▶ Consigna 1: ¿Puedes reproducir sin ningún cambio las entradas, empezando por su primera línea y terminando tras la línea que contiene "254, 1667, 270]", con ambas incluidas?

▶ Texto dado:
####
Un episodio fantástico
y moralizante que pudiera considerarse una influencia en Los sueños, de
Quevedo. Un viaje a la luna anterior en un siglo al celebrado de Cyrano de Bergerac.
—¿Ya
no te he dicho —respondió don Quijote— que quiero imitar a Amadís, haciendo
aquí del desesperado, del sandio y del furioso, por imitar juntamente al
valiente don Roldán, cuando halló en una fuente las señales de que Angélica la
Bella había cometido vileza con Medoro, de cuya pesadumbre se volvió
loco, y arrancó los árboles, enturbió las aguas de las claras fuentes, mató
pastores, destruyó ganados, abrasó chozas, derribó casas, arrastró yeguas y
hizo otras cien mil insolencias dignas de eterno nombre y escritura? Y,
puesto que yo no pienso imitar a Roldán, o Orlando, o Rotolando (que
todos estos tres nombres tenía), parte por parte,
en todas las locuras que hizo, dijo y pensó, haré el bosquejo como mejor
pudiere en las que me pareciere ser más esenciales. Y podrá ser que
viniese a contentarme con sola la imitación de Amadís, que sin hacer locuras de
daño, sino de lloros y sentimientos, alcanzó tanta fama como el que más.
(Don Quijote I, capítulo
XXV)
####
▶ Datos guardados:
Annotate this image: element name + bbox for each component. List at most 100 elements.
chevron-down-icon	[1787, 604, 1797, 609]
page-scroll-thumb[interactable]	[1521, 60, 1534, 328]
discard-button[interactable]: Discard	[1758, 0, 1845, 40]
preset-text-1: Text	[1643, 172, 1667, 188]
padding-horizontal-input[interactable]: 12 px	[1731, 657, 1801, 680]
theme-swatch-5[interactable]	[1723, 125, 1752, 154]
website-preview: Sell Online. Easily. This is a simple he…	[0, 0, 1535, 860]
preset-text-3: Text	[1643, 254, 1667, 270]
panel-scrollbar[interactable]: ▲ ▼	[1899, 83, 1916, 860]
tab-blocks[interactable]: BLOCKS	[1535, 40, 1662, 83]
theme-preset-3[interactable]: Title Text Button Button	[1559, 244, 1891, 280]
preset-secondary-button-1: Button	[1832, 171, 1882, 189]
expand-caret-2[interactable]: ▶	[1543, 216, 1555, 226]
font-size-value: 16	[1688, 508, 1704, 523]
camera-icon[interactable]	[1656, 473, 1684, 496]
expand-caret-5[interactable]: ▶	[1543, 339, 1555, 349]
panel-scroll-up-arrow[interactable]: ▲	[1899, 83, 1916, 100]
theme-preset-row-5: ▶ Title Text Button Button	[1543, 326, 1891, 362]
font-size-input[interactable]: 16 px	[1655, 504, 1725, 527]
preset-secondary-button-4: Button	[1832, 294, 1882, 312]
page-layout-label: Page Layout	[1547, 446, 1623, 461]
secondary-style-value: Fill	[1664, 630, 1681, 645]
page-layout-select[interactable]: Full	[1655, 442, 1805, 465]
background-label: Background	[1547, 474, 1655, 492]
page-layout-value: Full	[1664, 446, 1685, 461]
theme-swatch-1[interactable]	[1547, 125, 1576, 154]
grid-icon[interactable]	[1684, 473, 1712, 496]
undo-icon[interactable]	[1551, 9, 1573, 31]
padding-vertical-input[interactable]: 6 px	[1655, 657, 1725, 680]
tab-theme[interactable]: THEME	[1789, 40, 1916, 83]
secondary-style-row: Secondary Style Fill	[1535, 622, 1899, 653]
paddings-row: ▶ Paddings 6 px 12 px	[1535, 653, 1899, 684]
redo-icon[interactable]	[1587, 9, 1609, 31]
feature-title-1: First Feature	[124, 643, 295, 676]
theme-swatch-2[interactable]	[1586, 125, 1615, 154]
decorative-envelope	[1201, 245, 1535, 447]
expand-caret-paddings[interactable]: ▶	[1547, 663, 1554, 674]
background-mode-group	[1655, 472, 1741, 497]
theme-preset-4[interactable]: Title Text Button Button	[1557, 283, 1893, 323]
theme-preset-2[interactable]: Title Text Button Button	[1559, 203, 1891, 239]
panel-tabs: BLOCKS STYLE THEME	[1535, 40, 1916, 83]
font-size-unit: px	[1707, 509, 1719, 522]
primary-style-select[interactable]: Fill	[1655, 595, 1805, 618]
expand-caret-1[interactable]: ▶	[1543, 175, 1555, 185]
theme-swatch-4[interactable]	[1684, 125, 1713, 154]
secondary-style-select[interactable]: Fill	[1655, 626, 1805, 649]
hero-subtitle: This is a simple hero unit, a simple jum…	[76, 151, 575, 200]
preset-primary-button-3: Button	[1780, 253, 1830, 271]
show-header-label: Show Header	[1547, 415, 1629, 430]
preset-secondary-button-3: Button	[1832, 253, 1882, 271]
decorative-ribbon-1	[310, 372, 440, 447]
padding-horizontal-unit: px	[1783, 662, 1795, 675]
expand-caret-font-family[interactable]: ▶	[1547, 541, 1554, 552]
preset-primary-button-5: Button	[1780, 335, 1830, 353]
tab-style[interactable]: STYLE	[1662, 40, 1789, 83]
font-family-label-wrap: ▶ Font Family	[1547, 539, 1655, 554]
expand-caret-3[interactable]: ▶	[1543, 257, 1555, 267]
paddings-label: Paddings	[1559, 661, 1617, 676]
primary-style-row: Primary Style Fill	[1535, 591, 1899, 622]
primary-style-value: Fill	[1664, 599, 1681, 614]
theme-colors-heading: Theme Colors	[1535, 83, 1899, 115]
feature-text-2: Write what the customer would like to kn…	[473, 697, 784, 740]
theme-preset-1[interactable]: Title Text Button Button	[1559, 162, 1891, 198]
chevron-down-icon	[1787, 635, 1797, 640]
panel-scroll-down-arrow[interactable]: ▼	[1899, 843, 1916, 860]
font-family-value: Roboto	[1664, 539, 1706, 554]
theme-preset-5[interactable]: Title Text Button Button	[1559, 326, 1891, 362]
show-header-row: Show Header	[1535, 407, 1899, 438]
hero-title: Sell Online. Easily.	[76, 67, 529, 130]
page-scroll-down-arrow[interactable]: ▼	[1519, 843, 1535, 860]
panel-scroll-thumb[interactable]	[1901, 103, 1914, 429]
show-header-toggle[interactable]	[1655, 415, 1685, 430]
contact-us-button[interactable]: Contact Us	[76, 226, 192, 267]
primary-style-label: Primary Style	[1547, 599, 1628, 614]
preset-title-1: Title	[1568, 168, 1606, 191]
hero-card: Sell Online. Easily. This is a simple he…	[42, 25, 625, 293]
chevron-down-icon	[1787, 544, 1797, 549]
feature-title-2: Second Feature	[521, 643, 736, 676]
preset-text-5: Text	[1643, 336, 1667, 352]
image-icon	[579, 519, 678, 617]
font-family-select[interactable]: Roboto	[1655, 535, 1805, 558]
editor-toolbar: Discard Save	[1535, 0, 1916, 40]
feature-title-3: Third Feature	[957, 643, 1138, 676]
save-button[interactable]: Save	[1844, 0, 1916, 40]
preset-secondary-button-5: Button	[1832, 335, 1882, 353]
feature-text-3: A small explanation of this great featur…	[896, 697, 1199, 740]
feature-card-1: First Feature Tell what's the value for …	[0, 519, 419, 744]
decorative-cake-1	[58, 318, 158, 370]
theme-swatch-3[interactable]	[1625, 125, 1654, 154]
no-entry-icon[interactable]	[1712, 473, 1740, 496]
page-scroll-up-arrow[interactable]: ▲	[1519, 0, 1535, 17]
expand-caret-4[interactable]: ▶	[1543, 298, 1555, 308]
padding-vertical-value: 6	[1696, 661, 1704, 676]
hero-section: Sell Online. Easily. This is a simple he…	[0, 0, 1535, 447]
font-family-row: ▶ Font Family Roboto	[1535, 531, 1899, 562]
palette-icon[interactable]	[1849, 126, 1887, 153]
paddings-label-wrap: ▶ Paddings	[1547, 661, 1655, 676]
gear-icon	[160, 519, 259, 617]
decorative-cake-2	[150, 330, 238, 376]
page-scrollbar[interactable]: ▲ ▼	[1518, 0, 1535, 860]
####
▶ Consigna 2: ¿Puedes continuar el texto sobre don Quijote y su imitación de Amadís a partir del punto en que termina?

▶ Resultado 1:
Annotate this image: element name + bbox for each component. List at most 100 elements.
chevron-down-icon	[1787, 604, 1797, 609]
page-scroll-thumb[interactable]	[1521, 60, 1534, 328]
discard-button[interactable]: Discard	[1758, 0, 1845, 40]
preset-text-1: Text	[1643, 172, 1667, 188]
padding-horizontal-input[interactable]: 12 px	[1731, 657, 1801, 680]
theme-swatch-5[interactable]	[1723, 125, 1752, 154]
website-preview: Sell Online. Easily. This is a simple he…	[0, 0, 1535, 860]
preset-text-3: Text	[1643, 254, 1667, 270]

▶ Resultado 2:
Las crestomatías
siempre han estado al servicio de la enseñanza, porque la selección de textos fundamentales
de nuestra Literatura ha servido para enseñar a leer, para educar el gusto literario
y como modelo de estilo para muchas generaciones de estudiantes. Con la llegada
de nuevas promociones de profesores educados en otra mentalidad y deseosos de
poner a disposición del alumnado las obras completas, no solo fragmentos
escogidos de las mismas, ha decaído hasta casi desaparecer ese hermoso arte de
la compilación de textos fundamentales de nuestra Literatura para la enseñanza.
En realidad, ha decaído la edición comercial de las mismas, porque esos libros
fueron sustituidos por las antologías que cada profesor de Literatura
confeccionaba desde su perspectiva estética. Cuantos hemos sido profesores disponemos
de ese arsenal privado de textos con que hemos facilitado el aprendizaje de la
asignatura.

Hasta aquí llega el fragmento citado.